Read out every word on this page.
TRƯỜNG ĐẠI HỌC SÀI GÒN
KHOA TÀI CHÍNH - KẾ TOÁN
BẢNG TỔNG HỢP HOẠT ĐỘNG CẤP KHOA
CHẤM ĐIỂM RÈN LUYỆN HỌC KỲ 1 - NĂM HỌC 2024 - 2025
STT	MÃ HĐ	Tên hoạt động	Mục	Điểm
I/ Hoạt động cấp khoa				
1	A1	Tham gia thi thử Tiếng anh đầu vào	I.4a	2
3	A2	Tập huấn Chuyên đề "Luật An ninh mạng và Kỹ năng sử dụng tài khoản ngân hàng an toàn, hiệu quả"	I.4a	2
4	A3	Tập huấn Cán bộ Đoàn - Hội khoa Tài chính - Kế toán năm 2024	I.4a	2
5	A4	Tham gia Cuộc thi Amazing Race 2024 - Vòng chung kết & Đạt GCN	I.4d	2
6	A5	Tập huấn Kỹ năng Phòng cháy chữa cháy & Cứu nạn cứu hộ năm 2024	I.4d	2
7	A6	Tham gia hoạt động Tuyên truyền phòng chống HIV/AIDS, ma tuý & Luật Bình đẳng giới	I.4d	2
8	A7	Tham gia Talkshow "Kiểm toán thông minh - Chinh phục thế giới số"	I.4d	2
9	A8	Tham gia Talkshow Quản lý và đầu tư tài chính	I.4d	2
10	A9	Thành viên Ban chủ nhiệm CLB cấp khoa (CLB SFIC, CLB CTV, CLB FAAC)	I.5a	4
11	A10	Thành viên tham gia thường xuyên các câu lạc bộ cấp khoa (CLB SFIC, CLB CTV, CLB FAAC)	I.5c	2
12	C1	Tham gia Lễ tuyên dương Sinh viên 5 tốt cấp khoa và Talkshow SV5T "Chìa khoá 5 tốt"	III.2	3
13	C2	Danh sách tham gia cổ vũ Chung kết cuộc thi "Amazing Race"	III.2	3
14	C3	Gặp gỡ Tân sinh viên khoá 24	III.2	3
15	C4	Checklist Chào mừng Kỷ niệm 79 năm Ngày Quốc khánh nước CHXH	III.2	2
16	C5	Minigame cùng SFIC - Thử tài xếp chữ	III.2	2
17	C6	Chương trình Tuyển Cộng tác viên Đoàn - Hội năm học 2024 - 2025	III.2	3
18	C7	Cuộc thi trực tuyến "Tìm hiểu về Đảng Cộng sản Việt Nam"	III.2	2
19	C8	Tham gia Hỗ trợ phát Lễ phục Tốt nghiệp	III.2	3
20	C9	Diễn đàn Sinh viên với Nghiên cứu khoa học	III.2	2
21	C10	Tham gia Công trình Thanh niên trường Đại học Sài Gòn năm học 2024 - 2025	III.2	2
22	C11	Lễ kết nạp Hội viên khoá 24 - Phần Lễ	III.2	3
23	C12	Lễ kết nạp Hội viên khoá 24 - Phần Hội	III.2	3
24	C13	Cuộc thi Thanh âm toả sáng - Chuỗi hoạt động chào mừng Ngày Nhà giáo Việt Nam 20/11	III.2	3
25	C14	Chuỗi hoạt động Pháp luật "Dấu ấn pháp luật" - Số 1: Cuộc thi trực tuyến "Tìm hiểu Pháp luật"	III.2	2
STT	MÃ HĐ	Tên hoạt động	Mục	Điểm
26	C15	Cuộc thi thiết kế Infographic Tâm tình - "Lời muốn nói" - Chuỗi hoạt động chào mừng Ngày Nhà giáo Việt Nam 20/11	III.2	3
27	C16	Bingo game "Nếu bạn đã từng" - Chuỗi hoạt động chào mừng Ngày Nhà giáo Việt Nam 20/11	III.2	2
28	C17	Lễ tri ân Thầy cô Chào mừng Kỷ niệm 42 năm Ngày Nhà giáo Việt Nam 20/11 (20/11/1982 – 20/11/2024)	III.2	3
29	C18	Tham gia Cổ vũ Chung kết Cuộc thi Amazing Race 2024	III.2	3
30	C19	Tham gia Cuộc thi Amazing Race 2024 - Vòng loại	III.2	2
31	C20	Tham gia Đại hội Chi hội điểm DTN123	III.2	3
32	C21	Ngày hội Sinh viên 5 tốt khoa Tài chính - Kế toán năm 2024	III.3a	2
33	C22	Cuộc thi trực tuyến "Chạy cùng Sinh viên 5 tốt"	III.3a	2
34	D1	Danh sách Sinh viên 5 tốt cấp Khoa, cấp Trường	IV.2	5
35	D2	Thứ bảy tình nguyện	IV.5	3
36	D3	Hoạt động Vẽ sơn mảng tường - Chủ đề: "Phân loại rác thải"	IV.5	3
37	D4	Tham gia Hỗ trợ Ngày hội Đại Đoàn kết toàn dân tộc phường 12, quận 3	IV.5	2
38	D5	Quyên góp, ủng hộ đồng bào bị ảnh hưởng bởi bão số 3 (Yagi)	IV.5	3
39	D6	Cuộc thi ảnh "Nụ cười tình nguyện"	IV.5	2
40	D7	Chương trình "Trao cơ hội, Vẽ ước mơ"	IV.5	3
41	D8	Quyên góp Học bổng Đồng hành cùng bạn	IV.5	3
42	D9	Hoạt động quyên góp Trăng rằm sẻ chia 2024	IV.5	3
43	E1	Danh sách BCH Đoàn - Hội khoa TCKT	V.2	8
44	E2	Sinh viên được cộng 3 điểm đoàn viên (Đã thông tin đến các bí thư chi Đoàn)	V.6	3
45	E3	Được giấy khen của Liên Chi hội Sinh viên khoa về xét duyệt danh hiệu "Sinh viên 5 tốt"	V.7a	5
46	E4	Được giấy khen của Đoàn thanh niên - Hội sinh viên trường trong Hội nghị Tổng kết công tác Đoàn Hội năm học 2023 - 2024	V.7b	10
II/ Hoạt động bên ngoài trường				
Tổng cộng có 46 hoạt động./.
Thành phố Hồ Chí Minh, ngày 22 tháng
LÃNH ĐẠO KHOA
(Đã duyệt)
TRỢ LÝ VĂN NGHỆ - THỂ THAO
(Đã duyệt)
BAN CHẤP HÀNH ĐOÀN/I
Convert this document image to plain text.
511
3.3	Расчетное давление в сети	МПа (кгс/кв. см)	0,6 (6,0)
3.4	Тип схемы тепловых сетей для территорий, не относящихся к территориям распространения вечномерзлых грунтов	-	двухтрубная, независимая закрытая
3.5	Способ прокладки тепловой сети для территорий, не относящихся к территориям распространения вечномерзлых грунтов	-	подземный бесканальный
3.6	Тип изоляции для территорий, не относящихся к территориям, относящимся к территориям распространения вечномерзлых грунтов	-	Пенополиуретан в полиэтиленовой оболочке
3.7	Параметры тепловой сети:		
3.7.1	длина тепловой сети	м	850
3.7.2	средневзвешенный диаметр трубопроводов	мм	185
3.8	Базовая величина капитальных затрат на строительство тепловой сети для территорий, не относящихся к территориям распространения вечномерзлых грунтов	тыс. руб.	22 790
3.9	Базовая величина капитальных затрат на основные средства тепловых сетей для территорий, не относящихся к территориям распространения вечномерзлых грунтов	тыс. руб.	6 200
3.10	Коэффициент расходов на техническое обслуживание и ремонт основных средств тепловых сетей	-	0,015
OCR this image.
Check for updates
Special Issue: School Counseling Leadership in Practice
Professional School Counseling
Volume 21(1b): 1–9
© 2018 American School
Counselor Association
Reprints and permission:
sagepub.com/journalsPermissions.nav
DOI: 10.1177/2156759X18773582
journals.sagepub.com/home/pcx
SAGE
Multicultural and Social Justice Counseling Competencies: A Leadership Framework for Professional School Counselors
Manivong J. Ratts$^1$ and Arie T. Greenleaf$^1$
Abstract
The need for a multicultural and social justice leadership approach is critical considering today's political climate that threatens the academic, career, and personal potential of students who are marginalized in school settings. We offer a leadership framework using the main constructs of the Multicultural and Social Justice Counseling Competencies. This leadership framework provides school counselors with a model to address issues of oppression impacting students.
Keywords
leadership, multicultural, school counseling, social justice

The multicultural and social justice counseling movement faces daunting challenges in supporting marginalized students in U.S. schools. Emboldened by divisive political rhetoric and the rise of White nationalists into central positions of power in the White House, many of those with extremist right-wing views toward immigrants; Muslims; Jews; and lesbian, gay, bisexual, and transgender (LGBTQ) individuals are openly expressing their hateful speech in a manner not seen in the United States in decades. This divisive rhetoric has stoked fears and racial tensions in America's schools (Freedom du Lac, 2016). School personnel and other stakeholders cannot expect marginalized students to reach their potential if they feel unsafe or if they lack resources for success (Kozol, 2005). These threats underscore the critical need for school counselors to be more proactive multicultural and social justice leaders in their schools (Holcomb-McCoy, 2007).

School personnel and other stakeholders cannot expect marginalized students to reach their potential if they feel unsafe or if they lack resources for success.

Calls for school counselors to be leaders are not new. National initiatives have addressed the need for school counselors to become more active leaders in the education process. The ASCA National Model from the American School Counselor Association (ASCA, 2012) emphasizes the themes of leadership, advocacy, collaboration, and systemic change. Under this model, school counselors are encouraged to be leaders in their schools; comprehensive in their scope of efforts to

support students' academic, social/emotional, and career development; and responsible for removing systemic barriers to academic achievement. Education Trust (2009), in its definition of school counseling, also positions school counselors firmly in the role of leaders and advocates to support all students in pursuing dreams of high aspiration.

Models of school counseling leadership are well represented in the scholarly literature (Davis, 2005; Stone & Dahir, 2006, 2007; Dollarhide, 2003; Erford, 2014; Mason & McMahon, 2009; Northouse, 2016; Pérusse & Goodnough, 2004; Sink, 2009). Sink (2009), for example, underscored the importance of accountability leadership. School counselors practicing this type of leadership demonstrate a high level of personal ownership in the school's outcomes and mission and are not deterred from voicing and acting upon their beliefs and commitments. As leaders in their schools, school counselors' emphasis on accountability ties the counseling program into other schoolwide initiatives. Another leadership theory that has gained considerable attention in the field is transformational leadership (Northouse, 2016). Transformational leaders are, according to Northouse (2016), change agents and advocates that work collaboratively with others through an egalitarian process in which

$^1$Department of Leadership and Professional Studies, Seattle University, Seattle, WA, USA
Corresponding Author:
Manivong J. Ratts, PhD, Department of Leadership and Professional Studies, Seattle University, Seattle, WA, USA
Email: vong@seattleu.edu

------

● Requirements: Copy every line of the listing that includes the string "giấy".

● Written response:
45	E3	Được giấy khen của Liên Chi hội Sinh viên khoa về xét duyệt danh hiệu "Sinh viên 5 tốt"	V.7a	5
46	E4	Được giấy khen của Đoàn thanh niên - Hội sinh viên trường trong Hội nghị Tổng kết công tác Đoàn Hội năm học 2023 - 2024	V.7b	10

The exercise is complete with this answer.